§ OBJECTIVE
Show all lines from the data that include the word "structure".

§ AVAILABLE RECORDS
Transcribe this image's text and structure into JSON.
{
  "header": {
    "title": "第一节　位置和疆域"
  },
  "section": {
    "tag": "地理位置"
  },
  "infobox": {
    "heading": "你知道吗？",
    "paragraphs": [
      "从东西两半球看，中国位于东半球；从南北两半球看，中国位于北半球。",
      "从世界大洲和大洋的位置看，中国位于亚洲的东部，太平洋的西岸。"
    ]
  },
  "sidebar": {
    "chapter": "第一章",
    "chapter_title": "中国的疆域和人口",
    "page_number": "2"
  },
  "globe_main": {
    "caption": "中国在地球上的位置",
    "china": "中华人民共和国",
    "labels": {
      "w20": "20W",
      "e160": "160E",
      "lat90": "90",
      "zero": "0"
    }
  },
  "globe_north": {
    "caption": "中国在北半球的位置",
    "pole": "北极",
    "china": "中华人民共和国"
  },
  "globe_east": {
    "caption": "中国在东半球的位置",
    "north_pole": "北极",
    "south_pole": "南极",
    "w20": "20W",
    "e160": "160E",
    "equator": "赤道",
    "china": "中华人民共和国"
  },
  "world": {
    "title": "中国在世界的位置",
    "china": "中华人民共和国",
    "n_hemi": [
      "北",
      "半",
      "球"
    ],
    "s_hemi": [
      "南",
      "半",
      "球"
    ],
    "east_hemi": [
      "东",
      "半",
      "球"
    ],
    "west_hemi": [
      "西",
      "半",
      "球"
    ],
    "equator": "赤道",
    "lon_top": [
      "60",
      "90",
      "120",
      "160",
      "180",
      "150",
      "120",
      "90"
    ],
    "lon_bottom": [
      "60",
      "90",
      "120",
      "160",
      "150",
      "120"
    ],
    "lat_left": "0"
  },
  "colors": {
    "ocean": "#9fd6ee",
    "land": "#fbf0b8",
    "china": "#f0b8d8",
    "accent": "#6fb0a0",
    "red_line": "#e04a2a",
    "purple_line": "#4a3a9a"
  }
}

* * *

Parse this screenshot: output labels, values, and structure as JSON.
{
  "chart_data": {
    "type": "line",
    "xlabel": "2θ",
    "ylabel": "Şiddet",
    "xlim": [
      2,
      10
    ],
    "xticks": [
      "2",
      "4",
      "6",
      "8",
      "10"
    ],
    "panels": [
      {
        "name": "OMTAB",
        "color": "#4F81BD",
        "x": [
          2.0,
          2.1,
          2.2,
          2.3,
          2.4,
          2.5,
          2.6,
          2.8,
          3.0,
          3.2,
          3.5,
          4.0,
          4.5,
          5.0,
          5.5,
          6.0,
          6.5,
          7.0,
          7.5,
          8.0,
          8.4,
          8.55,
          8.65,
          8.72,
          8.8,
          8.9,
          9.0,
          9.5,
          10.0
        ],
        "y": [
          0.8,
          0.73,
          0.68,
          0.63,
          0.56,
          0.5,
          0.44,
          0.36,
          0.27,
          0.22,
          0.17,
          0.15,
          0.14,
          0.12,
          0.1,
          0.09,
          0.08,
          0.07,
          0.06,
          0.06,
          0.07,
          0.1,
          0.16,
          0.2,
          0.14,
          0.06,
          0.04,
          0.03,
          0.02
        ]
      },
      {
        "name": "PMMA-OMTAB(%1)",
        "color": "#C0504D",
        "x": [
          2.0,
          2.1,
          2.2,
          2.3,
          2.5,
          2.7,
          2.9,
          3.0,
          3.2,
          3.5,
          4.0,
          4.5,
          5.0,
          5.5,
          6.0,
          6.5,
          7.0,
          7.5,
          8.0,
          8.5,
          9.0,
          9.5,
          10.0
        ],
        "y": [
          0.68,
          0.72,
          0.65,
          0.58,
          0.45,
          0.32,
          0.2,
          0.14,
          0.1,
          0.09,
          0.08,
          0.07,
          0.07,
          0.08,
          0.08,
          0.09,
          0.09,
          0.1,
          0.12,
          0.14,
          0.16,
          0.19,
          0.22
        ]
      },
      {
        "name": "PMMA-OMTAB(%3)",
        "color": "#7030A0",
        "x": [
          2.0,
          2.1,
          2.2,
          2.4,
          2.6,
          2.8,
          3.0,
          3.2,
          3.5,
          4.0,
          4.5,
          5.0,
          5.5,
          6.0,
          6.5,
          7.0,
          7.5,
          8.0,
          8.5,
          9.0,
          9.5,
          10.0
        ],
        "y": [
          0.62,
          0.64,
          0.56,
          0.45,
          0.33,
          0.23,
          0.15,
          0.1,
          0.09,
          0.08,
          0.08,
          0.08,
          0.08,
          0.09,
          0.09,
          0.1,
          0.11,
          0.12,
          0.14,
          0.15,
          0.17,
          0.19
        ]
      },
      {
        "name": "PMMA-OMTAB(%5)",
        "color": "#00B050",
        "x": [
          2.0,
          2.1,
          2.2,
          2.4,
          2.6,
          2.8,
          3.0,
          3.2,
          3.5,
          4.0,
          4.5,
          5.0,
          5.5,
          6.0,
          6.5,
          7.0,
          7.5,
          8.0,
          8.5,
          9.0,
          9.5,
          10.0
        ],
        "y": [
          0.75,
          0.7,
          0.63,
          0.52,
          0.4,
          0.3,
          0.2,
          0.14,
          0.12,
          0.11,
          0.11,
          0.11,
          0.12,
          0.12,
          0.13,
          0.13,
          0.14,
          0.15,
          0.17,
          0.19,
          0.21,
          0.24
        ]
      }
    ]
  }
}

§ THE RESPONSE
Transcribe this image's text and structure into JSON.
Parse this screenshot: output labels, values, and structure as JSON.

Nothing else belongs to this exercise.